Go through the material below and copy all lines with "text".
....
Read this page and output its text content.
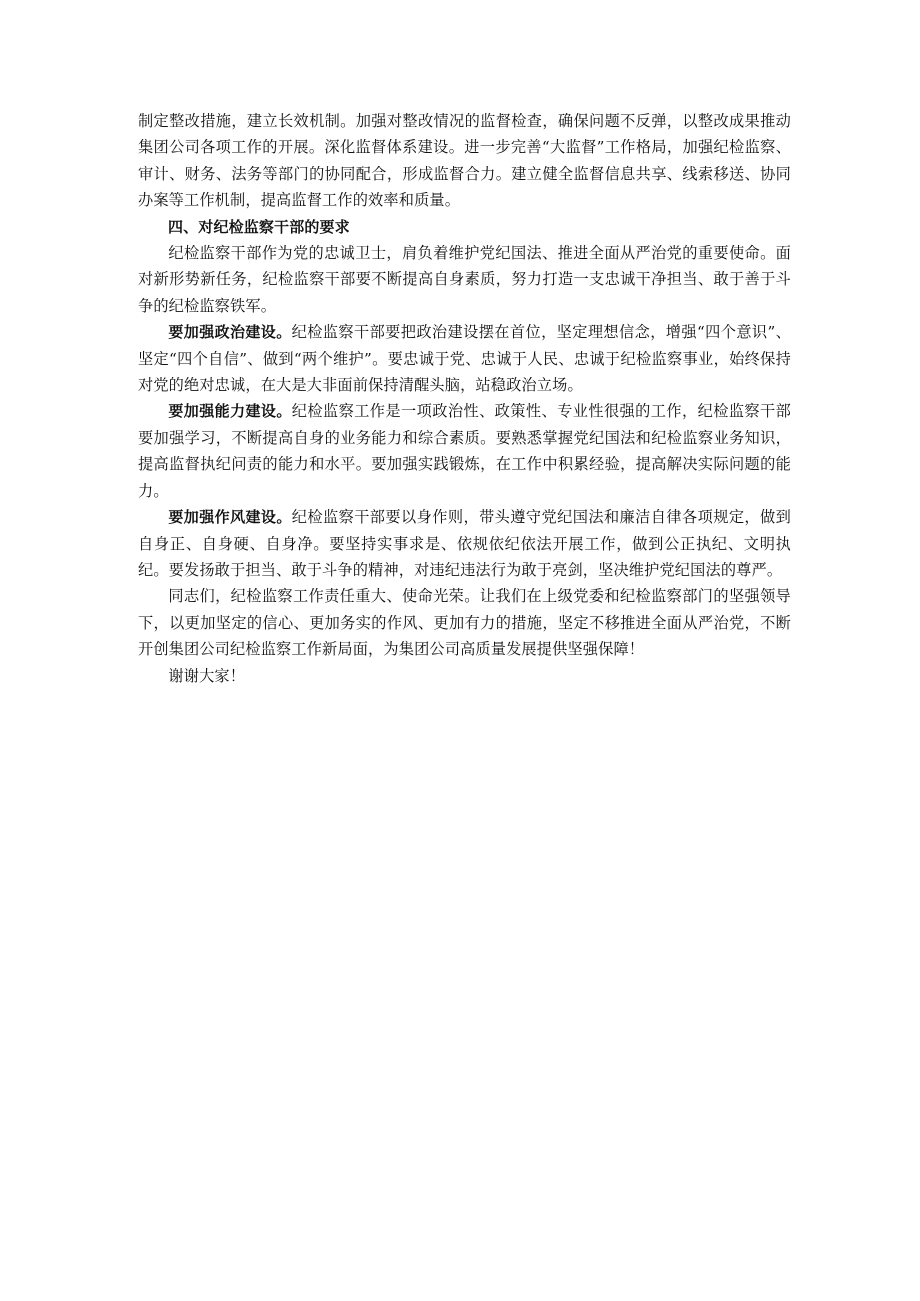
制定整改措施，建立长效机制。加强对整改情况的监督检查，确保问题不反弹，以整改成果推动集团公司各项工作的开展。深化监督体系建设。进一步完善“大监督”工作格局，加强纪检监察、审计、财务、法务等部门的协同配合，形成监督合力。建立健全监督信息共享、线索移送、协同办案等工作机制，提高监督工作的效率和质量。

四、对纪检监察干部的要求

纪检监察干部作为党的忠诚卫士，肩负着维护党纪国法、推进全面从严治党的重要使命。面对新形势新任务，纪检监察干部要不断提高自身素质，努力打造一支忠诚干净担当、敢于善于斗争的纪检监察铁军。

要加强政治建设。纪检监察干部要把政治建设摆在首位，坚定理想信念，增强“四个意识”、坚定“四个自信”、做到“两个维护”。要忠诚于党、忠诚于人民、忠诚于纪检监察事业，始终保持对党的绝对忠诚，在大是大非面前保持清醒头脑，站稳政治立场。

要加强能力建设。纪检监察工作是一项政治性、政策性、专业性很强的工作，纪检监察干部要加强学习，不断提高自身的业务能力和综合素质。要熟悉掌握党纪国法和纪检监察业务知识，提高监督执纪问责的能力和水平。要加强实践锻炼，在工作中积累经验，提高解决实际问题的能力。

要加强作风建设。纪检监察干部要以身作则，带头遵守党纪国法和廉洁自律各项规定，做到自身正、自身硬、自身净。要坚持实事求是、依规依纪依法开展工作，做到公正执纪、文明执纪。要发扬敢于担当、敢于斗争的精神，对违纪违法行为敢于亮剑，坚决维护党纪国法的尊严。

同志们，纪检监察工作责任重大、使命光荣。让我们在上级党委和纪检监察部门的坚强领导下，以更加坚定的信心、更加务实的作风、更加有力的措施，坚定不移推进全面从严治党，不断开创集团公司纪检监察工作新局面，为集团公司高质量发展提供坚强保障！

谢谢大家！
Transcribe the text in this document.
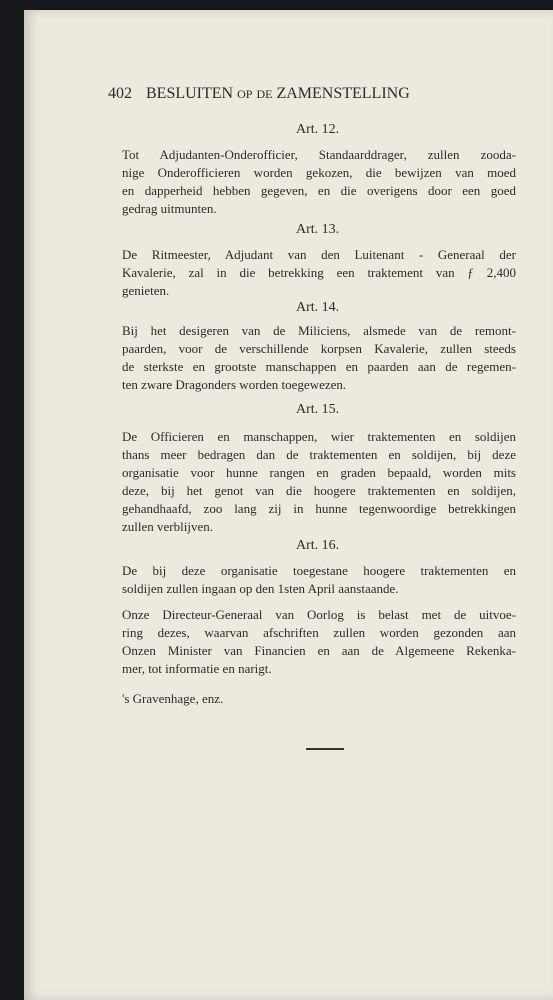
402 BESLUITEN OP DE ZAMENSTELLING
Art. 12.
Tot Adjudanten-Onderofficier, Standaarddrager, zullen zooda-
nige Onderofficieren worden gekozen, die bewijzen van moed
en dapperheid hebben gegeven, en die overigens door een goed
gedrag uitmunten.
Art. 13.
De Ritmeester, Adjudant van den Luitenant - Generaal der
Kavalerie, zal in die betrekking een traktement van ƒ 2,400
genieten.
Art. 14.
Bij het desigeren van de Miliciens, alsmede van de remont-
paarden, voor de verschillende korpsen Kavalerie, zullen steeds
de sterkste en grootste manschappen en paarden aan de regemen-
ten zware Dragonders worden toegewezen.
Art. 15.
De Officieren en manschappen, wier traktementen en soldijen
thans meer bedragen dan de traktementen en soldijen, bij deze
organisatie voor hunne rangen en graden bepaald, worden mits
deze, bij het genot van die hoogere traktementen en soldijen,
gehandhaafd, zoo lang zij in hunne tegenwoordige betrekkingen
zullen verblijven.
Art. 16.
De bij deze organisatie toegestane hoogere traktementen en
soldijen zullen ingaan op den 1sten April aanstaande.
Onze Directeur-Generaal van Oorlog is belast met de uitvoe-
ring dezes, waarvan afschriften zullen worden gezonden aan
Onzen Minister van Financien en aan de Algemeene Rekenka-
mer, tot informatie en narigt.
's Gravenhage, enz.
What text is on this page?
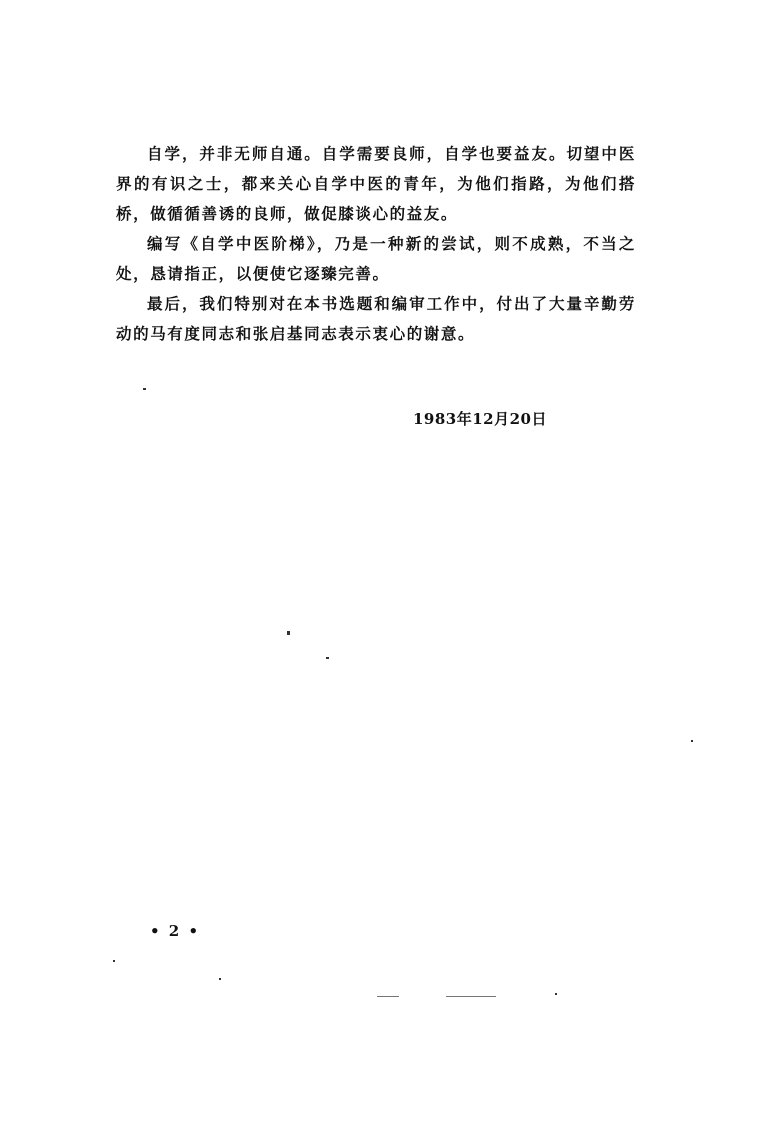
自学，并非无师自通。自学需要良师，自学也要益友。切望中医界的有识之士，都来关心自学中医的青年，为他们指路，为他们搭桥，做循循善诱的良师，做促膝谈心的益友。

编写《自学中医阶梯》，乃是一种新的尝试，则不成熟，不当之处，恳请指正，以便使它逐臻完善。

最后，我们特别对在本书选题和编审工作中，付出了大量辛勤劳动的马有度同志和张启基同志表示衷心的谢意。

1983年12月20日
• 2 •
....
> **FULL ANSWER**
Read this page and output its text content.
Transcribe the text in this document.
What text is on this page?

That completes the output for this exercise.